** Begin INPUT MATERIAL **

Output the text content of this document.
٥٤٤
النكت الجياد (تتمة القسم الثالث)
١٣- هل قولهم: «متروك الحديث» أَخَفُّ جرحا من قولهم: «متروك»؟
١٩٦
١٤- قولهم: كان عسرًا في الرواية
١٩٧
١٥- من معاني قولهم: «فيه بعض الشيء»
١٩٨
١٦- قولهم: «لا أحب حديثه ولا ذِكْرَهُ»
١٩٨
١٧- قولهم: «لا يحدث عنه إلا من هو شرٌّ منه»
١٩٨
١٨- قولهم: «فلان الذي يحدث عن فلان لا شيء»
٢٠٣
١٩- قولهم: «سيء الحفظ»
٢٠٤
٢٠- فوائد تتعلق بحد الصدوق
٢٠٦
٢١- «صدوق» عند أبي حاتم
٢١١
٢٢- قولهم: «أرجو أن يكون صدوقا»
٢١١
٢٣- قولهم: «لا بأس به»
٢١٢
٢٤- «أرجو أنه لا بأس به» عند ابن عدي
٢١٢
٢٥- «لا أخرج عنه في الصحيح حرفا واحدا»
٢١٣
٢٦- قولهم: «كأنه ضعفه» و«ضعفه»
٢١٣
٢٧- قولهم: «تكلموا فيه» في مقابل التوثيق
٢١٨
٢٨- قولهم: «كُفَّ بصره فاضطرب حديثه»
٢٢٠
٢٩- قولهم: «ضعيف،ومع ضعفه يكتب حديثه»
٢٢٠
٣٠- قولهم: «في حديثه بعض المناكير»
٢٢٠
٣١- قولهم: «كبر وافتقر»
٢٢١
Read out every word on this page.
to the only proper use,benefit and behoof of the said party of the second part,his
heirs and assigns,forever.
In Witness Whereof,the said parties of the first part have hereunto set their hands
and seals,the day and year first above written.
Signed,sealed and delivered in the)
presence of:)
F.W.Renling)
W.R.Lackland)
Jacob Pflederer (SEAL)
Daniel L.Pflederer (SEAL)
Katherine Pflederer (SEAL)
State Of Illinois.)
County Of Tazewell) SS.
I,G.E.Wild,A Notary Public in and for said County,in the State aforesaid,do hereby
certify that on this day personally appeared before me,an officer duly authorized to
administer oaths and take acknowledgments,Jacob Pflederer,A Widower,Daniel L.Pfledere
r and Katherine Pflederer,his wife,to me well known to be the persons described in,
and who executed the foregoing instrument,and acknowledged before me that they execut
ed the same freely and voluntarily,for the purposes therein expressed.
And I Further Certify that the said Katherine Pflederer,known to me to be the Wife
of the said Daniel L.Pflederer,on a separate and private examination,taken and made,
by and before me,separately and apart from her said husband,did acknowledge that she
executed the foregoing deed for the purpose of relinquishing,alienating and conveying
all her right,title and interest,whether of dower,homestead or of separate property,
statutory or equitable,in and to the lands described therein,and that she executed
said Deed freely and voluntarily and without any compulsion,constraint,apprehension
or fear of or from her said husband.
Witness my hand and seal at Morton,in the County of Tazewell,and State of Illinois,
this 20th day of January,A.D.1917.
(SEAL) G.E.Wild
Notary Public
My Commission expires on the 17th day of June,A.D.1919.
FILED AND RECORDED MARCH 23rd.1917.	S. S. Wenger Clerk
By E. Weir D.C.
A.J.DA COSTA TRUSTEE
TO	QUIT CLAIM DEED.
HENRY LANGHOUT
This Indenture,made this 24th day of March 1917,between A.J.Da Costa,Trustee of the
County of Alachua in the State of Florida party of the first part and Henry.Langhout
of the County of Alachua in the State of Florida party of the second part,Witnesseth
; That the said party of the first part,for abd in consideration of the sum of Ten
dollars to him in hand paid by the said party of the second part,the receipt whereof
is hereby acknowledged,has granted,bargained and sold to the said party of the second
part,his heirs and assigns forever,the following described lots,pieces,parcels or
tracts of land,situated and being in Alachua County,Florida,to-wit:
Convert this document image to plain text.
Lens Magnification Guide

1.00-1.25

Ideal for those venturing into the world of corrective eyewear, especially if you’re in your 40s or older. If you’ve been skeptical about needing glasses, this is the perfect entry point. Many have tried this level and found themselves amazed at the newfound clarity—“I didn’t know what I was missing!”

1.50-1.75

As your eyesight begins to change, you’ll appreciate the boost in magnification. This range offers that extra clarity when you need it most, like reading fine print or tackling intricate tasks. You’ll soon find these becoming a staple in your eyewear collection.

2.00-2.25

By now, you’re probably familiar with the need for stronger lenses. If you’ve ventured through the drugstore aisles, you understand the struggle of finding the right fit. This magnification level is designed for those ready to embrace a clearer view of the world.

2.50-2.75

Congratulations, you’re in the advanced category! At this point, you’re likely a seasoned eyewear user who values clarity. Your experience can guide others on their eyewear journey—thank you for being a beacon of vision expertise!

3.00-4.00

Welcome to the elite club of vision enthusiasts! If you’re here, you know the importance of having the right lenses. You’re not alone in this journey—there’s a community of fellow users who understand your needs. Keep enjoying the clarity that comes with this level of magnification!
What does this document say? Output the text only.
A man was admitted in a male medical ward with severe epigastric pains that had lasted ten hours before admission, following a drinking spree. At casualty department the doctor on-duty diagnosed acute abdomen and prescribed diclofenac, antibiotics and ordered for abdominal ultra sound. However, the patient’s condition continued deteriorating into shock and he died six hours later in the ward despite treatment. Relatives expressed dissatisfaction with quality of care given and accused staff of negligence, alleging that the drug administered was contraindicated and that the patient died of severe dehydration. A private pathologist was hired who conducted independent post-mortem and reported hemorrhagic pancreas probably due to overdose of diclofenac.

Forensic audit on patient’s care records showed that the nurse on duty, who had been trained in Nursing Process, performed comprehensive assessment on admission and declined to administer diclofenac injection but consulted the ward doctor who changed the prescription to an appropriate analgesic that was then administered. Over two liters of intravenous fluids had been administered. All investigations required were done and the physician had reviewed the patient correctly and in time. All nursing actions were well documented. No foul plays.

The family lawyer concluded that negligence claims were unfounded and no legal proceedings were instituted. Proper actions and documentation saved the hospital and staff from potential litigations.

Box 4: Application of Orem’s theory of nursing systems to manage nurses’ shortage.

** End INPUT MATERIAL **

**INSTRUCTION:** Give back all the data exactly as written.

**ANSWER TO THIS TASK:**
Output the text content of this document.
٥٤٤
النكت الجياد (تتمة القسم الثالث)
١٣- هل قولهم: «متروك الحديث» أَخَفُّ جرحا من قولهم: «متروك»؟
١٩٦
١٤- قولهم: كان عسرًا في الرواية
١٩٧
١٥- من معاني قولهم: «فيه بعض الشيء»
١٩٨
١٦- قولهم: «لا أحب حديثه ولا ذِكْرَهُ»
١٩٨
١٧- قولهم: «لا يحدث عنه إلا من هو شرٌّ منه»
١٩٨
١٨- قولهم: «فلان الذي يحدث عن فلان لا شيء»
٢٠٣
١٩- قولهم: «سيء الحفظ»
٢٠٤
٢٠- فوائد تتعلق بحد الصدوق
٢٠٦
٢١- «صدوق» عند أبي حاتم
٢١١
٢٢- قولهم: «أرجو أن يكون صدوقا»
٢١١
٢٣- قولهم: «لا بأس به»
٢١٢
٢٤- «أرجو أنه لا بأس به» عند ابن عدي
٢١٢
٢٥- «لا أخرج عنه في الصحيح حرفا واحدا»
٢١٣
٢٦- قولهم: «كأنه ضعفه» و«ضعفه»
٢١٣
٢٧- قولهم: «تكلموا فيه» في مقابل التوثيق
٢١٨
٢٨- قولهم: «كُفَّ بصره فاضطرب حديثه»
٢٢٠
٢٩- قولهم: «ضعيف،ومع ضعفه يكتب حديثه»
٢٢٠
٣٠- قولهم: «في حديثه بعض المناكير»
٢٢٠
٣١- قولهم: «كبر وافتقر»
٢٢١
Read out every word on this page.
to the only proper use,benefit and behoof of the said party of the second part,his
heirs and assigns,forever.
In Witness Whereof,the said parties of the first part have hereunto set their hands
and seals,the day and year first above written.
Signed,sealed and delivered in the)
presence of:)
F.W.Renling)
W.R.Lackland)
Jacob Pflederer (SEAL)
Daniel L.Pflederer (SEAL)
Katherine Pflederer (SEAL)
State Of Illinois.)
County Of Tazewell) SS.
I,G.E.Wild,A Notary Public in and for said County,in the State aforesaid,do hereby
certify that on this day personally appeared before me,an officer duly authorized to
administer oaths and take acknowledgments,Jacob Pflederer,A Widower,Daniel L.Pfledere
r and Katherine Pflederer,his wife,to me well known to be the persons described in,
and who executed the foregoing instrument,and acknowledged before me that they execut
ed the same freely and voluntarily,for the purposes therein expressed.
And I Further Certify that the said Katherine Pflederer,known to me to be the Wife
of the said Daniel L.Pflederer,on a separate and private examination,taken and made,
by and before me,separately and apart from her said husband,did acknowledge that she
executed the foregoing deed for the purpose of relinquishing,alienating and conveying
all her right,title and interest,whether of dower,homestead or of separate property,
statutory or equitable,in and to the lands described therein,and that she executed
said Deed freely and voluntarily and without any compulsion,constraint,apprehension
or fear of or from her said husband.
Witness my hand and seal at Morton,in the County of Tazewell,and State of Illinois,
this 20th day of January,A.D.1917.
(SEAL) G.E.Wild
Notary Public
My Commission expires on the 17th day of June,A.D.1919.
FILED AND RECORDED MARCH 23rd.1917.	S. S. Wenger Clerk
By E. Weir D.C.
A.J.DA COSTA TRUSTEE
TO	QUIT CLAIM DEED.
HENRY LANGHOUT
This Indenture,made this 24th day of March 1917,between A.J.Da Costa,Trustee of the
County of Alachua in the State of Florida party of the first part and Henry.Langhout
of the County of Alachua in the State of Florida party of the second part,Witnesseth
; That the said party of the first part,for abd in consideration of the sum of Ten
dollars to him in hand paid by the said party of the second part,the receipt whereof
is hereby acknowledged,has granted,bargained and sold to the said party of the second
part,his heirs and assigns forever,the following described lots,pieces,parcels or
tracts of land,situated and being in Alachua County,Florida,to-wit:
Convert this document image to plain text.
Lens Magnification Guide

1.00-1.25

Ideal for those venturing into the world of corrective eyewear, especially if you’re in your 40s or older. If you’ve been skeptical about needing glasses, this is the perfect entry point. Many have tried this level and found themselves amazed at the newfound clarity—“I didn’t know what I was missing!”

1.50-1.75

As your eyesight begins to change, you’ll appreciate the boost in magnification. This range offers that extra clarity when you need it most, like reading fine print or tackling intricate tasks. You’ll soon find these becoming a staple in your eyewear collection.

2.00-2.25

By now, you’re probably familiar with the need for stronger lenses. If you’ve ventured through the drugstore aisles, you understand the struggle of finding the right fit. This magnification level is designed for those ready to embrace a clearer view of the world.

2.50-2.75

Congratulations, you’re in the advanced category! At this point, you’re likely a seasoned eyewear user who values clarity. Your experience can guide others on their eyewear journey—thank you for being a beacon of vision expertise!

3.00-4.00

Welcome to the elite club of vision enthusiasts! If you’re here, you know the importance of having the right lenses. You’re not alone in this journey—there’s a community of fellow users who understand your needs. Keep enjoying the clarity that comes with this level of magnification!
What does this document say? Output the text only.
A man was admitted in a male medical ward with severe epigastric pains that had lasted ten hours before admission, following a drinking spree. At casualty department the doctor on-duty diagnosed acute abdomen and prescribed diclofenac, antibiotics and ordered for abdominal ultra sound. However, the patient’s condition continued deteriorating into shock and he died six hours later in the ward despite treatment. Relatives expressed dissatisfaction with quality of care given and accused staff of negligence, alleging that the drug administered was contraindicated and that the patient died of severe dehydration. A private pathologist was hired who conducted independent post-mortem and reported hemorrhagic pancreas probably due to overdose of diclofenac.

Forensic audit on patient’s care records showed that the nurse on duty, who had been trained in Nursing Process, performed comprehensive assessment on admission and declined to administer diclofenac injection but consulted the ward doctor who changed the prescription to an appropriate analgesic that was then administered. Over two liters of intravenous fluids had been administered. All investigations required were done and the physician had reviewed the patient correctly and in time. All nursing actions were well documented. No foul plays.

The family lawyer concluded that negligence claims were unfounded and no legal proceedings were instituted. Proper actions and documentation saved the hospital and staff from potential litigations.

Box 4: Application of Orem’s theory of nursing systems to manage nurses’ shortage.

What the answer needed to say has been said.